--- begin ---

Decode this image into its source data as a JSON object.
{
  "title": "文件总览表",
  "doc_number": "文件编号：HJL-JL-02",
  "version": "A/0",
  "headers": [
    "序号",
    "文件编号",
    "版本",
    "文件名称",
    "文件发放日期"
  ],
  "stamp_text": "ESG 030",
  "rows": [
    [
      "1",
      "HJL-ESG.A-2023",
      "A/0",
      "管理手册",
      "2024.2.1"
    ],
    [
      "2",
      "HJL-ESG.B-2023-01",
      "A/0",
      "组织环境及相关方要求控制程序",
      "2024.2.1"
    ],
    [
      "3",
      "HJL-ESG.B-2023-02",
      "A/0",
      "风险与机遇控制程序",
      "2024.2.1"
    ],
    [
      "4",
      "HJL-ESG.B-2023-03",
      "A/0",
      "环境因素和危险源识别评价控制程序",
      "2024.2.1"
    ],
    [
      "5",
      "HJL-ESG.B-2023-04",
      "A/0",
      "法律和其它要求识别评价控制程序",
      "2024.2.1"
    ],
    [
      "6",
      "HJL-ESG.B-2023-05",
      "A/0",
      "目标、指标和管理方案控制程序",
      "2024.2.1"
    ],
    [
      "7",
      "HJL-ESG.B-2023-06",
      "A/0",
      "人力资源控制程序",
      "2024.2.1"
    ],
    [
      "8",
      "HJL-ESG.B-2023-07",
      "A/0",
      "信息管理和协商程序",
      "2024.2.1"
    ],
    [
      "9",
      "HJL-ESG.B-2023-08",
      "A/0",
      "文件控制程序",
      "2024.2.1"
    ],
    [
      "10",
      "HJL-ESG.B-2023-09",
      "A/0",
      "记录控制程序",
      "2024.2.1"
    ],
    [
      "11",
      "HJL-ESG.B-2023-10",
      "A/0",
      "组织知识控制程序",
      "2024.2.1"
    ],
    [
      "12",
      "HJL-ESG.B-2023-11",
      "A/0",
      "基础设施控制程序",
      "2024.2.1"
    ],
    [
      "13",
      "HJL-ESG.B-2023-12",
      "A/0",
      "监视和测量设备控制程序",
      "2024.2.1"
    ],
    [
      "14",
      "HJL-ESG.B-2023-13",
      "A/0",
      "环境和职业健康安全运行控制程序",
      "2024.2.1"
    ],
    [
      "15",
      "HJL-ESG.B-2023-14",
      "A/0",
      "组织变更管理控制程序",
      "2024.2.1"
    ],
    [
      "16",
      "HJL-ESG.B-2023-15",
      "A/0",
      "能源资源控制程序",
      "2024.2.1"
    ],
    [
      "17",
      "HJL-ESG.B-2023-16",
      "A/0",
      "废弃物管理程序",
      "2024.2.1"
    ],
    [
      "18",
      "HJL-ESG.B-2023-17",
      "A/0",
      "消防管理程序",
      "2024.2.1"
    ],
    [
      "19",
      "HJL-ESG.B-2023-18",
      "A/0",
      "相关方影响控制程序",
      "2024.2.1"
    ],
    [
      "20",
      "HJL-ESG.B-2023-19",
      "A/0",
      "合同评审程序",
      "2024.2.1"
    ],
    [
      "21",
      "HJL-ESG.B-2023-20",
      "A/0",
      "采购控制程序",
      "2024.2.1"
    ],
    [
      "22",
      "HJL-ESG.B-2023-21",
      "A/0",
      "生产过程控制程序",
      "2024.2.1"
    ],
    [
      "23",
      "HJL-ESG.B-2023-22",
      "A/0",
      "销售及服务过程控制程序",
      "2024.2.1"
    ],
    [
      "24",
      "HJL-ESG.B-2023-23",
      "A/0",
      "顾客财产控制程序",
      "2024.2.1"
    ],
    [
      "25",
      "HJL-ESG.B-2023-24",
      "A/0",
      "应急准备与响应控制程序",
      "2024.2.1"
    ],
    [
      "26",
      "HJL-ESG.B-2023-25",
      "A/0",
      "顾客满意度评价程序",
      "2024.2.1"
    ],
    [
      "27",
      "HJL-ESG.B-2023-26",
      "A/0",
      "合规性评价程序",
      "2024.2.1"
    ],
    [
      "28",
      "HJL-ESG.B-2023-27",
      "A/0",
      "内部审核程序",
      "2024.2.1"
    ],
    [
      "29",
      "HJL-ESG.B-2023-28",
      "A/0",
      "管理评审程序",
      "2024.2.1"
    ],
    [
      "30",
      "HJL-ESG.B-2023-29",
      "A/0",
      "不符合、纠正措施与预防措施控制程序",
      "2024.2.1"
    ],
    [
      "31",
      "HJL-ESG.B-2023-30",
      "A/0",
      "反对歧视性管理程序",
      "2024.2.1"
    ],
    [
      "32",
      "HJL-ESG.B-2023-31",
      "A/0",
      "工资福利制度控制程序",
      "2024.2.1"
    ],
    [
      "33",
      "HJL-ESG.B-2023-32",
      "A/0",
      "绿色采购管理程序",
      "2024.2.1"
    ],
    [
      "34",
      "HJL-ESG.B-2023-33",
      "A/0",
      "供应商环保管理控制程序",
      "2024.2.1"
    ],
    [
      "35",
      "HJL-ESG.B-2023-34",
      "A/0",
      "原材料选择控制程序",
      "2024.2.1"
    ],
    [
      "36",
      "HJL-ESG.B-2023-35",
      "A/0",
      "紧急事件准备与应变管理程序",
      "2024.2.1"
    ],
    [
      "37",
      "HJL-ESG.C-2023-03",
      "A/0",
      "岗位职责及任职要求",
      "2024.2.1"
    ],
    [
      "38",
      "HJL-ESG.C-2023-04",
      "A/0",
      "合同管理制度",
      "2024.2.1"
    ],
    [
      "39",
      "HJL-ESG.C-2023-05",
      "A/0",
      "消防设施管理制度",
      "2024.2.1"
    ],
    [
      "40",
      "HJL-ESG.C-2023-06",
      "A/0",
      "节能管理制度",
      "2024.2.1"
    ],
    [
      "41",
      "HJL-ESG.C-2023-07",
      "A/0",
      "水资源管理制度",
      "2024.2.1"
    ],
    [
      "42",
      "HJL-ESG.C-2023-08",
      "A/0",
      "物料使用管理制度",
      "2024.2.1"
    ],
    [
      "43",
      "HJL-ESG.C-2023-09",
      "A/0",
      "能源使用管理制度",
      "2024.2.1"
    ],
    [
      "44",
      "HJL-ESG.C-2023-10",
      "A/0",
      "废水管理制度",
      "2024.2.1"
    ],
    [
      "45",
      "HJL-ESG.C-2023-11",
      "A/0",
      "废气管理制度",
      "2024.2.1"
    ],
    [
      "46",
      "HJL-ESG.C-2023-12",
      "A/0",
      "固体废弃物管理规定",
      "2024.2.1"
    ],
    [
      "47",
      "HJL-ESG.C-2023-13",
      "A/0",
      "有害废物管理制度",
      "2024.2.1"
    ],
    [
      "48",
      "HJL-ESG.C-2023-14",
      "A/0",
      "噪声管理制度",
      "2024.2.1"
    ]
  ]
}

--- end ---

> _GIVEN REQUEST_:
Repeat every line of the data, exactly and in full.

> _EXERCISE OUTPUT_:
Decode this image into its source data as a JSON object.
{
  "title": "文件总览表",
  "doc_number": "文件编号：HJL-JL-02",
  "version": "A/0",
  "headers": [
    "序号",
    "文件编号",
    "版本",
    "文件名称",
    "文件发放日期"
  ],
  "stamp_text": "ESG 030",
  "rows": [
    [
      "1",
      "HJL-ESG.A-2023",
      "A/0",
      "管理手册",
      "2024.2.1"
    ],
    [
      "2",
      "HJL-ESG.B-2023-01",
      "A/0",
      "组织环境及相关方要求控制程序",
      "2024.2.1"
    ],
    [
      "3",
      "HJL-ESG.B-2023-02",
      "A/0",
      "风险与机遇控制程序",
      "2024.2.1"
    ],
    [
      "4",
      "HJL-ESG.B-2023-03",
      "A/0",
      "环境因素和危险源识别评价控制程序",
      "2024.2.1"
    ],
    [
      "5",
      "HJL-ESG.B-2023-04",
      "A/0",
      "法律和其它要求识别评价控制程序",
      "2024.2.1"
    ],
    [
      "6",
      "HJL-ESG.B-2023-05",
      "A/0",
      "目标、指标和管理方案控制程序",
      "2024.2.1"
    ],
    [
      "7",
      "HJL-ESG.B-2023-06",
      "A/0",
      "人力资源控制程序",
      "2024.2.1"
    ],
    [
      "8",
      "HJL-ESG.B-2023-07",
      "A/0",
      "信息管理和协商程序",
      "2024.2.1"
    ],
    [
      "9",
      "HJL-ESG.B-2023-08",
      "A/0",
      "文件控制程序",
      "2024.2.1"
    ],
    [
      "10",
      "HJL-ESG.B-2023-09",
      "A/0",
      "记录控制程序",
      "2024.2.1"
    ],
    [
      "11",
      "HJL-ESG.B-2023-10",
      "A/0",
      "组织知识控制程序",
      "2024.2.1"
    ],
    [
      "12",
      "HJL-ESG.B-2023-11",
      "A/0",
      "基础设施控制程序",
      "2024.2.1"
    ],
    [
      "13",
      "HJL-ESG.B-2023-12",
      "A/0",
      "监视和测量设备控制程序",
      "2024.2.1"
    ],
    [
      "14",
      "HJL-ESG.B-2023-13",
      "A/0",
      "环境和职业健康安全运行控制程序",
      "2024.2.1"
    ],
    [
      "15",
      "HJL-ESG.B-2023-14",
      "A/0",
      "组织变更管理控制程序",
      "2024.2.1"
    ],
    [
      "16",
      "HJL-ESG.B-2023-15",
      "A/0",
      "能源资源控制程序",
      "2024.2.1"
    ],
    [
      "17",
      "HJL-ESG.B-2023-16",
      "A/0",
      "废弃物管理程序",
      "2024.2.1"
    ],
    [
      "18",
      "HJL-ESG.B-2023-17",
      "A/0",
      "消防管理程序",
      "2024.2.1"
    ],
    [
      "19",
      "HJL-ESG.B-2023-18",
      "A/0",
      "相关方影响控制程序",
      "2024.2.1"
    ],
    [
      "20",
      "HJL-ESG.B-2023-19",
      "A/0",
      "合同评审程序",
      "2024.2.1"
    ],
    [
      "21",
      "HJL-ESG.B-2023-20",
      "A/0",
      "采购控制程序",
      "2024.2.1"
    ],
    [
      "22",
      "HJL-ESG.B-2023-21",
      "A/0",
      "生产过程控制程序",
      "2024.2.1"
    ],
    [
      "23",
      "HJL-ESG.B-2023-22",
      "A/0",
      "销售及服务过程控制程序",
      "2024.2.1"
    ],
    [
      "24",
      "HJL-ESG.B-2023-23",
      "A/0",
      "顾客财产控制程序",
      "2024.2.1"
    ],
    [
      "25",
      "HJL-ESG.B-2023-24",
      "A/0",
      "应急准备与响应控制程序",
      "2024.2.1"
    ],
    [
      "26",
      "HJL-ESG.B-2023-25",
      "A/0",
      "顾客满意度评价程序",
      "2024.2.1"
    ],
    [
      "27",
      "HJL-ESG.B-2023-26",
      "A/0",
      "合规性评价程序",
      "2024.2.1"
    ],
    [
      "28",
      "HJL-ESG.B-2023-27",
      "A/0",
      "内部审核程序",
      "2024.2.1"
    ],
    [
      "29",
      "HJL-ESG.B-2023-28",
      "A/0",
      "管理评审程序",
      "2024.2.1"
    ],
    [
      "30",
      "HJL-ESG.B-2023-29",
      "A/0",
      "不符合、纠正措施与预防措施控制程序",
      "2024.2.1"
    ],
    [
      "31",
      "HJL-ESG.B-2023-30",
      "A/0",
      "反对歧视性管理程序",
      "2024.2.1"
    ],
    [
      "32",
      "HJL-ESG.B-2023-31",
      "A/0",
      "工资福利制度控制程序",
      "2024.2.1"
    ],
    [
      "33",
      "HJL-ESG.B-2023-32",
      "A/0",
      "绿色采购管理程序",
      "2024.2.1"
    ],
    [
      "34",
      "HJL-ESG.B-2023-33",
      "A/0",
      "供应商环保管理控制程序",
      "2024.2.1"
    ],
    [
      "35",
      "HJL-ESG.B-2023-34",
      "A/0",
      "原材料选择控制程序",
      "2024.2.1"
    ],
    [
      "36",
      "HJL-ESG.B-2023-35",
      "A/0",
      "紧急事件准备与应变管理程序",
      "2024.2.1"
    ],
    [
      "37",
      "HJL-ESG.C-2023-03",
      "A/0",
      "岗位职责及任职要求",
      "2024.2.1"
    ],
    [
      "38",
      "HJL-ESG.C-2023-04",
      "A/0",
      "合同管理制度",
      "2024.2.1"
    ],
    [
      "39",
      "HJL-ESG.C-2023-05",
      "A/0",
      "消防设施管理制度",
      "2024.2.1"
    ],
    [
      "40",
      "HJL-ESG.C-2023-06",
      "A/0",
      "节能管理制度",
      "2024.2.1"
    ],
    [
      "41",
      "HJL-ESG.C-2023-07",
      "A/0",
      "水资源管理制度",
      "2024.2.1"
    ],
    [
      "42",
      "HJL-ESG.C-2023-08",
      "A/0",
      "物料使用管理制度",
      "2024.2.1"
    ],
    [
      "43",
      "HJL-ESG.C-2023-09",
      "A/0",
      "能源使用管理制度",
      "2024.2.1"
    ],
    [
      "44",
      "HJL-ESG.C-2023-10",
      "A/0",
      "废水管理制度",
      "2024.2.1"
    ],
    [
      "45",
      "HJL-ESG.C-2023-11",
      "A/0",
      "废气管理制度",
      "2024.2.1"
    ],
    [
      "46",
      "HJL-ESG.C-2023-12",
      "A/0",
      "固体废弃物管理规定",
      "2024.2.1"
    ],
    [
      "47",
      "HJL-ESG.C-2023-13",
      "A/0",
      "有害废物管理制度",
      "2024.2.1"
    ],
    [
      "48",
      "HJL-ESG.C-2023-14",
      "A/0",
      "噪声管理制度",
      "2024.2.1"
    ]
  ]
}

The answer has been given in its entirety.